[Figure dataset records]
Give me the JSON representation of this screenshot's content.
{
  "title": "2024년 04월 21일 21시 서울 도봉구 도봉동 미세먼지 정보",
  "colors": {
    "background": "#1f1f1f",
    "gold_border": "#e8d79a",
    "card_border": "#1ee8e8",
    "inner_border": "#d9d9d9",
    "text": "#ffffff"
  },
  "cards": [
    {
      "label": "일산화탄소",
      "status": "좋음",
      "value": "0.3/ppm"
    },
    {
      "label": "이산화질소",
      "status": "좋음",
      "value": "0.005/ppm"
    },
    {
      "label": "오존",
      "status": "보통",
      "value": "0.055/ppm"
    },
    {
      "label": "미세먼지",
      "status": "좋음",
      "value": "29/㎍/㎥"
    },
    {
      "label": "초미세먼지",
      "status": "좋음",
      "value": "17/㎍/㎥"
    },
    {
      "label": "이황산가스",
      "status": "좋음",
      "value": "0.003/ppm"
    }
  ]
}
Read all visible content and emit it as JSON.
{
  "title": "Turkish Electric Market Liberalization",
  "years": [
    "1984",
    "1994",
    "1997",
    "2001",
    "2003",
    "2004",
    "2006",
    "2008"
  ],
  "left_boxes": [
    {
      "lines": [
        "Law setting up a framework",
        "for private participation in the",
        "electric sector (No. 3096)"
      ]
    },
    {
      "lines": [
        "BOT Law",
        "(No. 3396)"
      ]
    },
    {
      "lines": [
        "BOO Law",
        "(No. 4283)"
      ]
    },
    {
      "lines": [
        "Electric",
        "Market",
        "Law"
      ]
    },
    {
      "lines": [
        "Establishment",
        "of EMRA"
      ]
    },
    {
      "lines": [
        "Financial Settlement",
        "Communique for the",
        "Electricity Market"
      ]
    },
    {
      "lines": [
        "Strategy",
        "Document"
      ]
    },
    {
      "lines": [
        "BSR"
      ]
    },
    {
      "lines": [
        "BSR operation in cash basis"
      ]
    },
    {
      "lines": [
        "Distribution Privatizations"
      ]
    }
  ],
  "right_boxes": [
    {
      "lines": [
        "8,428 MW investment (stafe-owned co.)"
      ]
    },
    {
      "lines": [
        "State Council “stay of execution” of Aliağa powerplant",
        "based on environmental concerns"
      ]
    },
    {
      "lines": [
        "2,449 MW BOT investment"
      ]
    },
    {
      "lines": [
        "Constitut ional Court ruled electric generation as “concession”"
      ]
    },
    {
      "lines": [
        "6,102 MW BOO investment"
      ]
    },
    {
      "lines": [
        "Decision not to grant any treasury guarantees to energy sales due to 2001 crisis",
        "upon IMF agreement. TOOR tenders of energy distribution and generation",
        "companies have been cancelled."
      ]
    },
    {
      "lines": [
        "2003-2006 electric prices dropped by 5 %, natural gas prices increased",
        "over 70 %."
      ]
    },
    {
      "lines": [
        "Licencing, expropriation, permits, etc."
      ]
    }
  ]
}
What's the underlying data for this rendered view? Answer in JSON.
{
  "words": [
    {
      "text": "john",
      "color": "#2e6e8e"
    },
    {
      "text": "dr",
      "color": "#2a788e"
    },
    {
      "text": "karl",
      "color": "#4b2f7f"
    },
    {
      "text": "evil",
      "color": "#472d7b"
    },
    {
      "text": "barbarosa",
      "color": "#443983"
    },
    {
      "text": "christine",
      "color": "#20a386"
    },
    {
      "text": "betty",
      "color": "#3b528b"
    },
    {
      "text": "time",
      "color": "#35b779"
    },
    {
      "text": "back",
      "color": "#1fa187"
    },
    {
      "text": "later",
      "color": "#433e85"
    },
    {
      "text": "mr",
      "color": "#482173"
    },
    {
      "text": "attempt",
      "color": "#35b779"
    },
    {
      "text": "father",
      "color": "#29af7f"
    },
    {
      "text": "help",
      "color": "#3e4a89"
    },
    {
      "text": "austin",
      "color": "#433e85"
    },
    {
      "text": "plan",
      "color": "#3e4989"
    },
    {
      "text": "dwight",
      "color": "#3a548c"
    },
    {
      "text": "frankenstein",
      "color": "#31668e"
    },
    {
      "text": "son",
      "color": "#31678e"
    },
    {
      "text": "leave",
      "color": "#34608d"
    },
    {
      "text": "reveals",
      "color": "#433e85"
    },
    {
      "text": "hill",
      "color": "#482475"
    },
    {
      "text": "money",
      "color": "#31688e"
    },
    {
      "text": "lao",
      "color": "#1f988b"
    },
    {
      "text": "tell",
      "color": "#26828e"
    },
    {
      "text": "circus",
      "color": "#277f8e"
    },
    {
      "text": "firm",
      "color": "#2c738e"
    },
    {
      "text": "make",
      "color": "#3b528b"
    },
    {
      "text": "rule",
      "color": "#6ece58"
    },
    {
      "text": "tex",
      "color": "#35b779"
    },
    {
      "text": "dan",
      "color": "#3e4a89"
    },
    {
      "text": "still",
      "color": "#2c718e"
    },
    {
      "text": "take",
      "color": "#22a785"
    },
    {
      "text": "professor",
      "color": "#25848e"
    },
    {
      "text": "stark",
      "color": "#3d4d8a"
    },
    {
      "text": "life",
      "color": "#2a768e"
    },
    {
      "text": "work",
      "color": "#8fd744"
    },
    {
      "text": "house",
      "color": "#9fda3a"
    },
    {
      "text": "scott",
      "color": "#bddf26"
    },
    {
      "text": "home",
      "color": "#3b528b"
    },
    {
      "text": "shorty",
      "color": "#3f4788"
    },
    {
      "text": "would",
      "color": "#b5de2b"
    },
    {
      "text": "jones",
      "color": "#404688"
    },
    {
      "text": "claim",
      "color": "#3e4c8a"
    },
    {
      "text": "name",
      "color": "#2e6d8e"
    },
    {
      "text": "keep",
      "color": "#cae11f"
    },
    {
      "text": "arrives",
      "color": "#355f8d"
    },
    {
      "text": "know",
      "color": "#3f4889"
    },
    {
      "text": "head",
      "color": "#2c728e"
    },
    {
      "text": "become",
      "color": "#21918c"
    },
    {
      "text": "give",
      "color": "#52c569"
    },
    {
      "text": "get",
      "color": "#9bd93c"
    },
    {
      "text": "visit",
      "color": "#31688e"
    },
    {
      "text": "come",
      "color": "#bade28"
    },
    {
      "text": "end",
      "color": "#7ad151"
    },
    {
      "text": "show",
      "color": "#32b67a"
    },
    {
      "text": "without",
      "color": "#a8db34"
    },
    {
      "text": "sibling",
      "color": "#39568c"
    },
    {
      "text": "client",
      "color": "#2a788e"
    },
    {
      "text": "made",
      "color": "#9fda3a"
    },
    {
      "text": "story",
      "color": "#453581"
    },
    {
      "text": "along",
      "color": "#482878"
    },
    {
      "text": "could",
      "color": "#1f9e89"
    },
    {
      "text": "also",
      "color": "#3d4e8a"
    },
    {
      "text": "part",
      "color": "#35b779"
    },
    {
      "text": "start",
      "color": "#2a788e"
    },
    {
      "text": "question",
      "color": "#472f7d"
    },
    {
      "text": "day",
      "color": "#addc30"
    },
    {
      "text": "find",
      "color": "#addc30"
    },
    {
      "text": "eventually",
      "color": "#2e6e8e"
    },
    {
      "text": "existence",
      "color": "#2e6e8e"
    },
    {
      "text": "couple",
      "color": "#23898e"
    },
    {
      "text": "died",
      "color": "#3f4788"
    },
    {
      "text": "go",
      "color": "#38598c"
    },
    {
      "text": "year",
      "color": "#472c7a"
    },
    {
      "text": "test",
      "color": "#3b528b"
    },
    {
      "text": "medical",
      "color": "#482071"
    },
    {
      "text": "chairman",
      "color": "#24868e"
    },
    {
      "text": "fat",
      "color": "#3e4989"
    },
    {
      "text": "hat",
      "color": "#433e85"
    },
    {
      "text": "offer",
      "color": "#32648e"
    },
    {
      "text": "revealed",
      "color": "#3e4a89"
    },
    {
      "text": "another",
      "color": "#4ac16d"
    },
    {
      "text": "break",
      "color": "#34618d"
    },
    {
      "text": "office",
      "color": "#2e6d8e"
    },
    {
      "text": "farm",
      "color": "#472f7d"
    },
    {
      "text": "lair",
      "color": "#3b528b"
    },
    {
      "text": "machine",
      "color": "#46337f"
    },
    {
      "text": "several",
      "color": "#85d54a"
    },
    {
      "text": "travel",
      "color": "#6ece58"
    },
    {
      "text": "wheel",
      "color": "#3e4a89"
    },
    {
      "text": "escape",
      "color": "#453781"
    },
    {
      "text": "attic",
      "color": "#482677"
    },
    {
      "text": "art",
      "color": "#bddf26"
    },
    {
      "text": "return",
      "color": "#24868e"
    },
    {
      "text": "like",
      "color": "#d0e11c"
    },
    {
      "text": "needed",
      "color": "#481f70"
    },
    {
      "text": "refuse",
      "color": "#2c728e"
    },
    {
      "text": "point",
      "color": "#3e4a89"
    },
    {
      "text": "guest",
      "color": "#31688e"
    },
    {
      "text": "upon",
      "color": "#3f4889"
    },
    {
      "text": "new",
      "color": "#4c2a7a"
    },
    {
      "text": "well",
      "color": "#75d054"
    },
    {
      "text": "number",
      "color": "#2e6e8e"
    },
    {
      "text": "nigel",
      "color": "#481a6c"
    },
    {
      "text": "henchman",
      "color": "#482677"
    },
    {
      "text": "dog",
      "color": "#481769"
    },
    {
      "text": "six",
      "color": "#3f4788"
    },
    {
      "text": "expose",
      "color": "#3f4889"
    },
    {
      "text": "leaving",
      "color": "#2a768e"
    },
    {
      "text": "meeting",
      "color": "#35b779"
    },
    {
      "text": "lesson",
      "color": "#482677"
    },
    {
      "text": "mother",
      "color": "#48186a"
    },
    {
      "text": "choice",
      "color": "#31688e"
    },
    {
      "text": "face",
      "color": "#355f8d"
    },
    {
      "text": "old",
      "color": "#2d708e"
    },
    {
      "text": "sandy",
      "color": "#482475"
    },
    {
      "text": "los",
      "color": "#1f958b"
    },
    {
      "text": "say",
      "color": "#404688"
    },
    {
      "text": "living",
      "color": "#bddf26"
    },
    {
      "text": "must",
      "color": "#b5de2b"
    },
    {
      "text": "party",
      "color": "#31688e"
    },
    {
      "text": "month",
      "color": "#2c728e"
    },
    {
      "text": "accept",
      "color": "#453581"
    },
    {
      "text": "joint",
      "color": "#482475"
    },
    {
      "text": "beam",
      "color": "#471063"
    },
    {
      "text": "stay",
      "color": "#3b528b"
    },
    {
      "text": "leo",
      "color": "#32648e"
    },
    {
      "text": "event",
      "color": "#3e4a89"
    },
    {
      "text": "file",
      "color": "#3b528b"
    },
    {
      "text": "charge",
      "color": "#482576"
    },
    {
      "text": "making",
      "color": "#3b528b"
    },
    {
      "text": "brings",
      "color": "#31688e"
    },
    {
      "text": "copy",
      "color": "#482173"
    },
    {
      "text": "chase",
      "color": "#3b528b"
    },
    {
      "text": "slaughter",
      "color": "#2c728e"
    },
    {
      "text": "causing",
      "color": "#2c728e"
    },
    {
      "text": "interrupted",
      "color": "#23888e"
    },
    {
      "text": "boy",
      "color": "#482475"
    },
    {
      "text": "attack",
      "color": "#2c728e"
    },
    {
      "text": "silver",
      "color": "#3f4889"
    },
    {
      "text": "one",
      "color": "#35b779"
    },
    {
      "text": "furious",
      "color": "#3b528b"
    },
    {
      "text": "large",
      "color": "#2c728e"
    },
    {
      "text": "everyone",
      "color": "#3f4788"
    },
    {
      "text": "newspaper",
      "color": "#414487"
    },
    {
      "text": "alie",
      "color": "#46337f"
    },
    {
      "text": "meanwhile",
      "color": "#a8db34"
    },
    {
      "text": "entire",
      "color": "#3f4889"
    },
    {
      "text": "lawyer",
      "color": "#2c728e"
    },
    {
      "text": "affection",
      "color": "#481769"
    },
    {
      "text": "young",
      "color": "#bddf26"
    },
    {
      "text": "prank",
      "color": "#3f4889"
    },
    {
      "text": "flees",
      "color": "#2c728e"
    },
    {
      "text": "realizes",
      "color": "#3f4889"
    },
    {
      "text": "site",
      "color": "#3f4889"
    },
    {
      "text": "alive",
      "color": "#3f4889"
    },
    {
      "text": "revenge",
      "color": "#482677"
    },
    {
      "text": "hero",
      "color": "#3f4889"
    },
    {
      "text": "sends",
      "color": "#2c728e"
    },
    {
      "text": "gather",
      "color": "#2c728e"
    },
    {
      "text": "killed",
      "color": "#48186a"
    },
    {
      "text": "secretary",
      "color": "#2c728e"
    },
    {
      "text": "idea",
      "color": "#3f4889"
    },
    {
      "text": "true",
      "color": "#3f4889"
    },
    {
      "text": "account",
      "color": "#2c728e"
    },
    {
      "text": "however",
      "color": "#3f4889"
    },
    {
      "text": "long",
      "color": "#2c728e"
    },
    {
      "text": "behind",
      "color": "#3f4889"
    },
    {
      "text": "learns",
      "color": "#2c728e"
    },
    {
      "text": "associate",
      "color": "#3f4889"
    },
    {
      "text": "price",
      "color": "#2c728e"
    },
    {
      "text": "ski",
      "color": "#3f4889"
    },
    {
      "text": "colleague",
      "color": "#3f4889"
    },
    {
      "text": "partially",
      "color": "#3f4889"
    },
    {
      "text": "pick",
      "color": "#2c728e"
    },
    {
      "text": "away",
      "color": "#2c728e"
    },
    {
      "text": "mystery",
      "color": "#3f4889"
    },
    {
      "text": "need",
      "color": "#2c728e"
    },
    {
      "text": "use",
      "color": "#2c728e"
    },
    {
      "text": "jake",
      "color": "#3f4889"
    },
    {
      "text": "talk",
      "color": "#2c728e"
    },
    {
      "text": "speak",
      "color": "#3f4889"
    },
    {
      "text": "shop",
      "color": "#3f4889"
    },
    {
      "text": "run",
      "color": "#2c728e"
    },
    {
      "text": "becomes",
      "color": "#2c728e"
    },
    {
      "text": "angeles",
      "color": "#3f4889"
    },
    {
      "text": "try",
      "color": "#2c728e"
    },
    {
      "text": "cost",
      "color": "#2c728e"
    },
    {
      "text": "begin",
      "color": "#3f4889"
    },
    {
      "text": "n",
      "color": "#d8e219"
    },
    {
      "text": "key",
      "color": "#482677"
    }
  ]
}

# DIRECTIONS
Go through the entries above and copy every line containing "title".

# THE SOLUTION
  "title": "2024년 04월 21일 21시 서울 도봉구 도봉동 미세먼지 정보",
  "title": "Turkish Electric Market Liberalization",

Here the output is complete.